[Collected data entries]
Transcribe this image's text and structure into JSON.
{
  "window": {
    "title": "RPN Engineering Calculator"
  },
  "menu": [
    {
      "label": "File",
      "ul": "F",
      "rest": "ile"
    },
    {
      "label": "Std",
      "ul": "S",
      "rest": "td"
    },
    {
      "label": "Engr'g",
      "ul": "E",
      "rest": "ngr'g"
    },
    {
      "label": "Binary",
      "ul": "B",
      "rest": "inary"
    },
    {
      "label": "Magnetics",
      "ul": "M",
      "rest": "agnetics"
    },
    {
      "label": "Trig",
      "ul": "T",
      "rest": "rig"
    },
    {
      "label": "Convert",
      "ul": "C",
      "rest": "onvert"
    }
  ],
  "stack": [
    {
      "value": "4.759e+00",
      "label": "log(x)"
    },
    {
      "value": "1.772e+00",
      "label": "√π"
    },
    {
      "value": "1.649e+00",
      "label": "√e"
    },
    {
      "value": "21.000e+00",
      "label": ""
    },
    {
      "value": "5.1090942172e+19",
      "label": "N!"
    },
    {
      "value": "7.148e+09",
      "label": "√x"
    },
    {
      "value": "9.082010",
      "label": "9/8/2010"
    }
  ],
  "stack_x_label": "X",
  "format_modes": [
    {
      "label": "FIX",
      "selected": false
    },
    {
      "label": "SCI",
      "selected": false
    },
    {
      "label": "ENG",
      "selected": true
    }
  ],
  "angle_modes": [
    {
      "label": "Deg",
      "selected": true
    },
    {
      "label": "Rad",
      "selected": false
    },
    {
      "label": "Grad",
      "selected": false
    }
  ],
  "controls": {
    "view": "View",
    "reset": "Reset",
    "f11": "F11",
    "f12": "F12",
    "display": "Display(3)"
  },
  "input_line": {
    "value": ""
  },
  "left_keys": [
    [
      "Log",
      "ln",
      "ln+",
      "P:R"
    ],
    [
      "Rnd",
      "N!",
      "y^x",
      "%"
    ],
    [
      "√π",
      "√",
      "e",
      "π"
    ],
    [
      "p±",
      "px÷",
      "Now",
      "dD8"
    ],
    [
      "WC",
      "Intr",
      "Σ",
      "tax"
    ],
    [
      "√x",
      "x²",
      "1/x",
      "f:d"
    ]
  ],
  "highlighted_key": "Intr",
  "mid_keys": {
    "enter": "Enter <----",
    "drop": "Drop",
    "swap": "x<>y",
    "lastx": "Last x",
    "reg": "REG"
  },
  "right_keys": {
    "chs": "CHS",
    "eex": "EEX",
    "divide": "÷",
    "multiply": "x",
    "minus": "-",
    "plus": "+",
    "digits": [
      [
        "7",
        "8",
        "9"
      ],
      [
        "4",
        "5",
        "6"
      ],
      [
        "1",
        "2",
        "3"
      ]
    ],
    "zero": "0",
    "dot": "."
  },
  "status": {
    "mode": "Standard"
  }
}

### Problem to solve
Give the data again, exactly as it stands.

### In response
Transcribe this image's text and structure into JSON.
{
  "window": {
    "title": "RPN Engineering Calculator"
  },
  "menu": [
    {
      "label": "File",
      "ul": "F",
      "rest": "ile"
    },
    {
      "label": "Std",
      "ul": "S",
      "rest": "td"
    },
    {
      "label": "Engr'g",
      "ul": "E",
      "rest": "ngr'g"
    },
    {
      "label": "Binary",
      "ul": "B",
      "rest": "inary"
    },
    {
      "label": "Magnetics",
      "ul": "M",
      "rest": "agnetics"
    },
    {
      "label": "Trig",
      "ul": "T",
      "rest": "rig"
    },
    {
      "label": "Convert",
      "ul": "C",
      "rest": "onvert"
    }
  ],
  "stack": [
    {
      "value": "4.759e+00",
      "label": "log(x)"
    },
    {
      "value": "1.772e+00",
      "label": "√π"
    },
    {
      "value": "1.649e+00",
      "label": "√e"
    },
    {
      "value": "21.000e+00",
      "label": ""
    },
    {
      "value": "5.1090942172e+19",
      "label": "N!"
    },
    {
      "value": "7.148e+09",
      "label": "√x"
    },
    {
      "value": "9.082010",
      "label": "9/8/2010"
    }
  ],
  "stack_x_label": "X",
  "format_modes": [
    {
      "label": "FIX",
      "selected": false
    },
    {
      "label": "SCI",
      "selected": false
    },
    {
      "label": "ENG",
      "selected": true
    }
  ],
  "angle_modes": [
    {
      "label": "Deg",
      "selected": true
    },
    {
      "label": "Rad",
      "selected": false
    },
    {
      "label": "Grad",
      "selected": false
    }
  ],
  "controls": {
    "view": "View",
    "reset": "Reset",
    "f11": "F11",
    "f12": "F12",
    "display": "Display(3)"
  },
  "input_line": {
    "value": ""
  },
  "left_keys": [
    [
      "Log",
      "ln",
      "ln+",
      "P:R"
    ],
    [
      "Rnd",
      "N!",
      "y^x",
      "%"
    ],
    [
      "√π",
      "√",
      "e",
      "π"
    ],
    [
      "p±",
      "px÷",
      "Now",
      "dD8"
    ],
    [
      "WC",
      "Intr",
      "Σ",
      "tax"
    ],
    [
      "√x",
      "x²",
      "1/x",
      "f:d"
    ]
  ],
  "highlighted_key": "Intr",
  "mid_keys": {
    "enter": "Enter <----",
    "drop": "Drop",
    "swap": "x<>y",
    "lastx": "Last x",
    "reg": "REG"
  },
  "right_keys": {
    "chs": "CHS",
    "eex": "EEX",
    "divide": "÷",
    "multiply": "x",
    "minus": "-",
    "plus": "+",
    "digits": [
      [
        "7",
        "8",
        "9"
      ],
      [
        "4",
        "5",
        "6"
      ],
      [
        "1",
        "2",
        "3"
      ]
    ],
    "zero": "0",
    "dot": "."
  },
  "status": {
    "mode": "Standard"
  }
}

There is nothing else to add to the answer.